#### [PROBLEM REQUIREMENTS]
Restate all of the entries exactly, dropping any pictures they hold.

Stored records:
--- start ---
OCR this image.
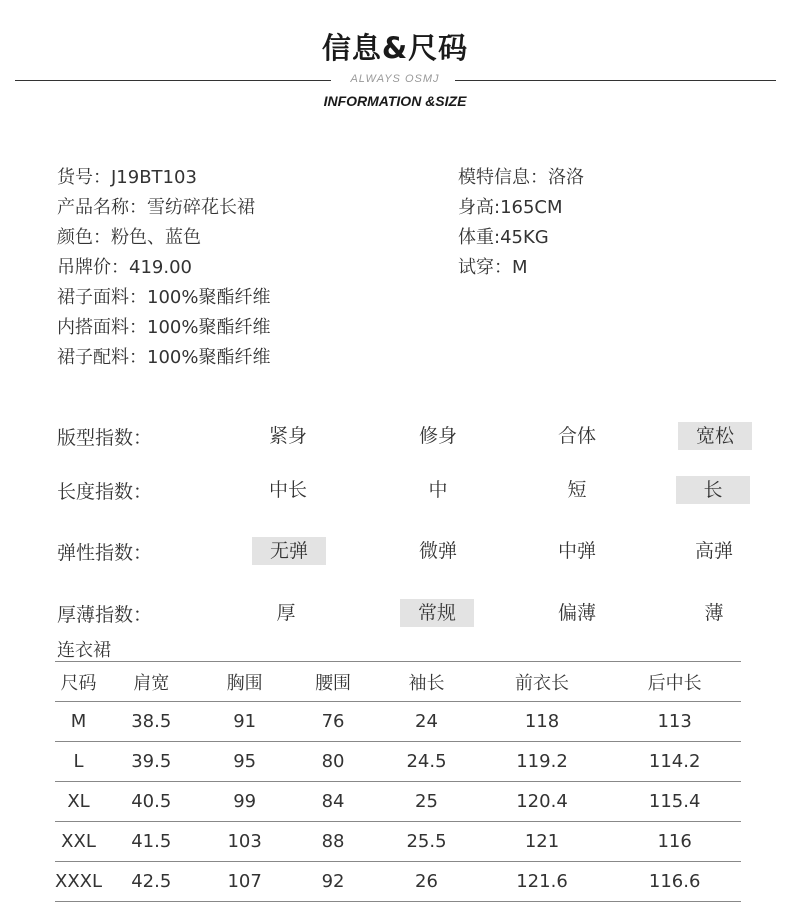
信息&尺码
ALWAYS OSMJ
INFORMATION &SIZE
货号：J19BT103
产品名称：雪纺碎花长裙
颜色：粉色、蓝色
吊牌价：419.00
裙子面料：100%聚酯纤维
内搭面料：100%聚酯纤维
裙子配料：100%聚酯纤维
模特信息：洛洛
身高:165CM
体重:45KG
试穿：M
版型指数：	紧身	修身	合体	宽松
长度指数：	中长	中	短	长
弹性指数：	无弹	微弹	中弹	高弹
厚薄指数：	厚	常规	偏薄	薄
连衣裙
尺码	肩宽	胸围	腰围	袖长	前衣长	后中长
M	38.5	91	76	24	118	113
L	39.5	95	80	24.5	119.2	114.2
XL	40.5	99	84	25	120.4	115.4
XXL	41.5	103	88	25.5	121	116
XXXL	42.5	107	92	26	121.6	116.6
--- end ---
#### [RESPONSE TO THIS TASK]
OCR this image.
信息&尺码
ALWAYS OSMJ
INFORMATION &SIZE
货号：J19BT103
产品名称：雪纺碎花长裙
颜色：粉色、蓝色
吊牌价：419.00
裙子面料：100%聚酯纤维
内搭面料：100%聚酯纤维
裙子配料：100%聚酯纤维
模特信息：洛洛
身高:165CM
体重:45KG
试穿：M
版型指数：	紧身	修身	合体	宽松
长度指数：	中长	中	短	长
弹性指数：	无弹	微弹	中弹	高弹
厚薄指数：	厚	常规	偏薄	薄
连衣裙
尺码	肩宽	胸围	腰围	袖长	前衣长	后中长
M	38.5	91	76	24	118	113
L	39.5	95	80	24.5	119.2	114.2
XL	40.5	99	84	25	120.4	115.4
XXL	41.5	103	88	25.5	121	116
XXXL	42.5	107	92	26	121.6	116.6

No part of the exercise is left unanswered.